Render the data below as a JSON list of strings, one string per line, omitting any blank lines.

Data rows:

— Start —

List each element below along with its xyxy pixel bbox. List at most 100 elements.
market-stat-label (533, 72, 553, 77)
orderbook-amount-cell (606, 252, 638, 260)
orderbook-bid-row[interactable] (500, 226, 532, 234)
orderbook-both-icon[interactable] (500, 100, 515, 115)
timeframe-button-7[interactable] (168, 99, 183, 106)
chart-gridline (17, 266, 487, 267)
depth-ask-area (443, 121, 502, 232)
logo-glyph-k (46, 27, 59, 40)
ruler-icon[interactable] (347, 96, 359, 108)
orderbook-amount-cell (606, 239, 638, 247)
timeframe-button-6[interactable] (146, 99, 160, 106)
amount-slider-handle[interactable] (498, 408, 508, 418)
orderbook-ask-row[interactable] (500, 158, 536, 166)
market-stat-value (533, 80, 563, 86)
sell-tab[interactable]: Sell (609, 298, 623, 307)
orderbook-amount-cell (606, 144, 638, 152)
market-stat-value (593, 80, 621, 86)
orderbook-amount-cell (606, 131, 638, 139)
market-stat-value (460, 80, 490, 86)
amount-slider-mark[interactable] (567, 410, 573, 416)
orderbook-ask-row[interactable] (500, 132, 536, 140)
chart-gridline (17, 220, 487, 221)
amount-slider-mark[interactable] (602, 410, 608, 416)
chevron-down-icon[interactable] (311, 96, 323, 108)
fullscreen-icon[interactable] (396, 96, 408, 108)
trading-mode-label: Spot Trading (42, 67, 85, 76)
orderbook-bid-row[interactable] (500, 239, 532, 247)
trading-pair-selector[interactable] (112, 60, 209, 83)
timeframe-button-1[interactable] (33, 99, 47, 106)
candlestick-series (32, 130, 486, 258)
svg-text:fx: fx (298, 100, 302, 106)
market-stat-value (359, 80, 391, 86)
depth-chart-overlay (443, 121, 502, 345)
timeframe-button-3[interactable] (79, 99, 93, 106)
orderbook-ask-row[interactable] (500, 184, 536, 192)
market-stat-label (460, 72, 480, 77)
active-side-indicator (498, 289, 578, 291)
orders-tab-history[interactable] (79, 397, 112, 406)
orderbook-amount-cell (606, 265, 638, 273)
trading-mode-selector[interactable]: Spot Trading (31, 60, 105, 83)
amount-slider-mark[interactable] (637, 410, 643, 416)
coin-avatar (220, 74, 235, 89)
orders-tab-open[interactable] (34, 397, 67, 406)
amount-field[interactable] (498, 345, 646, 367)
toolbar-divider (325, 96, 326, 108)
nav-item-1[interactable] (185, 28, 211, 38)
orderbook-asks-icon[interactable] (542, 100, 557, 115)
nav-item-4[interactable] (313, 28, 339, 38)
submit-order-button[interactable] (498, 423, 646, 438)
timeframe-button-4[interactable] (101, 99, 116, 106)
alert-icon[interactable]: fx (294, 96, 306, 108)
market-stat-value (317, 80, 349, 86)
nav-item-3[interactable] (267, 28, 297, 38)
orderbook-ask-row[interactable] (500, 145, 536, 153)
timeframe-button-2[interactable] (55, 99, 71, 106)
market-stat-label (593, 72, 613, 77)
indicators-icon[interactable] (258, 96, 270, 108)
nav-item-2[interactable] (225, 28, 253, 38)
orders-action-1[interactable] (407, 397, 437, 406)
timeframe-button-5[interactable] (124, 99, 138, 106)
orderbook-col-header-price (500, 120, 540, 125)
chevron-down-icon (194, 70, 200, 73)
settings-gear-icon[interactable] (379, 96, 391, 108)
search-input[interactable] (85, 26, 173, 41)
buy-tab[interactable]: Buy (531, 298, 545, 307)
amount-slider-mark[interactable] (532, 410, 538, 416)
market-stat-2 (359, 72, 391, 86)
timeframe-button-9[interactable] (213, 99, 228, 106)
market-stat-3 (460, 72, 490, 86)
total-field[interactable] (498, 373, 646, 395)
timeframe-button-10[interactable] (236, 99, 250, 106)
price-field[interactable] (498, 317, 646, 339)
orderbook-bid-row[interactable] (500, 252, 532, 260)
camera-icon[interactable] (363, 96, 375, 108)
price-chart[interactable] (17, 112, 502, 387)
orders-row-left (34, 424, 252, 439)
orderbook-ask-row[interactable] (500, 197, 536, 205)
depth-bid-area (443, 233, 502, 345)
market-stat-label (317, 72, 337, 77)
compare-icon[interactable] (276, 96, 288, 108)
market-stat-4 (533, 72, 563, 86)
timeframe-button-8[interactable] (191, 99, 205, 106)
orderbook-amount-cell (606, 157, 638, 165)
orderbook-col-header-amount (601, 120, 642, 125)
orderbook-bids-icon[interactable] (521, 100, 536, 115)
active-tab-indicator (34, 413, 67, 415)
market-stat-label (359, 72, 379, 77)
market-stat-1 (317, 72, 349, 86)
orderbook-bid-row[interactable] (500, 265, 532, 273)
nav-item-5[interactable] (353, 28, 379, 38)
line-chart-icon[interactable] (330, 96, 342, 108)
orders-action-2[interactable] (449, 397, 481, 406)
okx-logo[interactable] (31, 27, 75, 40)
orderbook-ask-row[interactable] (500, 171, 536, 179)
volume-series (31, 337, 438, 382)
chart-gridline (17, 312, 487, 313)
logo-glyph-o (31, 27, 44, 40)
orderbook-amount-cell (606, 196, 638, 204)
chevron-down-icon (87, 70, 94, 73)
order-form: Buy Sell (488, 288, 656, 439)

— End —

Exercise response:
[
  "List each element below along with its xyxy pixel bbox. List at most 100 elements.",
  "market-stat-label (533, 72, 553, 77)",
  "orderbook-amount-cell (606, 252, 638, 260)",
  "orderbook-bid-row[interactable] (500, 226, 532, 234)",
  "orderbook-both-icon[interactable] (500, 100, 515, 115)",
  "timeframe-button-7[interactable] (168, 99, 183, 106)",
  "chart-gridline (17, 266, 487, 267)",
  "depth-ask-area (443, 121, 502, 232)",
  "logo-glyph-k (46, 27, 59, 40)",
  "ruler-icon[interactable] (347, 96, 359, 108)",
  "orderbook-amount-cell (606, 239, 638, 247)",
  "timeframe-button-6[interactable] (146, 99, 160, 106)",
  "amount-slider-handle[interactable] (498, 408, 508, 418)",
  "orderbook-ask-row[interactable] (500, 158, 536, 166)",
  "market-stat-value (533, 80, 563, 86)",
  "sell-tab[interactable]: Sell (609, 298, 623, 307)",
  "orderbook-amount-cell (606, 144, 638, 152)",
  "market-stat-value (593, 80, 621, 86)",
  "orderbook-amount-cell (606, 131, 638, 139)",
  "market-stat-value (460, 80, 490, 86)",
  "amount-slider-mark[interactable] (567, 410, 573, 416)",
  "orderbook-ask-row[interactable] (500, 132, 536, 140)",
  "chart-gridline (17, 220, 487, 221)",
  "amount-slider-mark[interactable] (602, 410, 608, 416)",
  "chevron-down-icon[interactable] (311, 96, 323, 108)",
  "fullscreen-icon[interactable] (396, 96, 408, 108)",
  "trading-mode-label: Spot Trading (42, 67, 85, 76)",
  "orderbook-bid-row[interactable] (500, 239, 532, 247)",
  "trading-pair-selector[interactable] (112, 60, 209, 83)",
  "timeframe-button-1[interactable] (33, 99, 47, 106)",
  "candlestick-series (32, 130, 486, 258)",
  "svg-text:fx: fx (298, 100, 302, 106)",
  "market-stat-value (359, 80, 391, 86)",
  "depth-chart-overlay (443, 121, 502, 345)",
  "timeframe-button-3[interactable] (79, 99, 93, 106)",
  "orderbook-ask-row[interactable] (500, 184, 536, 192)",
  "market-stat-label (460, 72, 480, 77)",
  "active-side-indicator (498, 289, 578, 291)",
  "orders-tab-history[interactable] (79, 397, 112, 406)",
  "orderbook-amount-cell (606, 265, 638, 273)",
  "trading-mode-selector[interactable]: Spot Trading (31, 60, 105, 83)",
  "amount-slider-mark[interactable] (637, 410, 643, 416)",
  "coin-avatar (220, 74, 235, 89)",
  "orders-tab-open[interactable] (34, 397, 67, 406)",
  "amount-field[interactable] (498, 345, 646, 367)",
  "toolbar-divider (325, 96, 326, 108)",
  "nav-item-1[interactable] (185, 28, 211, 38)",
  "orderbook-asks-icon[interactable] (542, 100, 557, 115)",
  "nav-item-4[interactable] (313, 28, 339, 38)",
  "submit-order-button[interactable] (498, 423, 646, 438)",
  "timeframe-button-4[interactable] (101, 99, 116, 106)",
  "alert-icon[interactable]: fx (294, 96, 306, 108)",
  "market-stat-value (317, 80, 349, 86)",
  "nav-item-3[interactable] (267, 28, 297, 38)",
  "orderbook-ask-row[interactable] (500, 145, 536, 153)",
  "timeframe-button-2[interactable] (55, 99, 71, 106)",
  "market-stat-label (593, 72, 613, 77)",
  "indicators-icon[interactable] (258, 96, 270, 108)",
  "nav-item-2[interactable] (225, 28, 253, 38)",
  "orders-action-1[interactable] (407, 397, 437, 406)",
  "timeframe-button-5[interactable] (124, 99, 138, 106)",
  "orderbook-col-header-price (500, 120, 540, 125)",
  "chevron-down-icon (194, 70, 200, 73)",
  "settings-gear-icon[interactable] (379, 96, 391, 108)",
  "search-input[interactable] (85, 26, 173, 41)",
  "buy-tab[interactable]: Buy (531, 298, 545, 307)",
  "amount-slider-mark[interactable] (532, 410, 538, 416)",
  "market-stat-2 (359, 72, 391, 86)",
  "timeframe-button-9[interactable] (213, 99, 228, 106)",
  "market-stat-3 (460, 72, 490, 86)",
  "total-field[interactable] (498, 373, 646, 395)",
  "timeframe-button-10[interactable] (236, 99, 250, 106)",
  "price-field[interactable] (498, 317, 646, 339)",
  "orderbook-bid-row[interactable] (500, 252, 532, 260)",
  "camera-icon[interactable] (363, 96, 375, 108)",
  "price-chart[interactable] (17, 112, 502, 387)",
  "orders-row-left (34, 424, 252, 439)",
  "orderbook-ask-row[interactable] (500, 197, 536, 205)",
  "depth-bid-area (443, 233, 502, 345)",
  "market-stat-label (317, 72, 337, 77)",
  "compare-icon[interactable] (276, 96, 288, 108)",
  "market-stat-4 (533, 72, 563, 86)",
  "timeframe-button-8[interactable] (191, 99, 205, 106)",
  "orderbook-amount-cell (606, 157, 638, 165)",
  "orderbook-col-header-amount (601, 120, 642, 125)",
  "orderbook-bids-icon[interactable] (521, 100, 536, 115)",
  "active-tab-indicator (34, 413, 67, 415)",
  "market-stat-label (359, 72, 379, 77)",
  "market-stat-1 (317, 72, 349, 86)",
  "orderbook-bid-row[interactable] (500, 265, 532, 273)",
  "nav-item-5[interactable] (353, 28, 379, 38)",
  "line-chart-icon[interactable] (330, 96, 342, 108)",
  "orders-action-2[interactable] (449, 397, 481, 406)",
  "okx-logo[interactable] (31, 27, 75, 40)",
  "orderbook-ask-row[interactable] (500, 171, 536, 179)",
  "volume-series (31, 337, 438, 382)",
  "chart-gridline (17, 312, 487, 313)",
  "logo-glyph-o (31, 27, 44, 40)",
  "orderbook-amount-cell (606, 196, 638, 204)",
  "chevron-down-icon (87, 70, 94, 73)",
  "order-form: Buy Sell (488, 288, 656, 439)"
]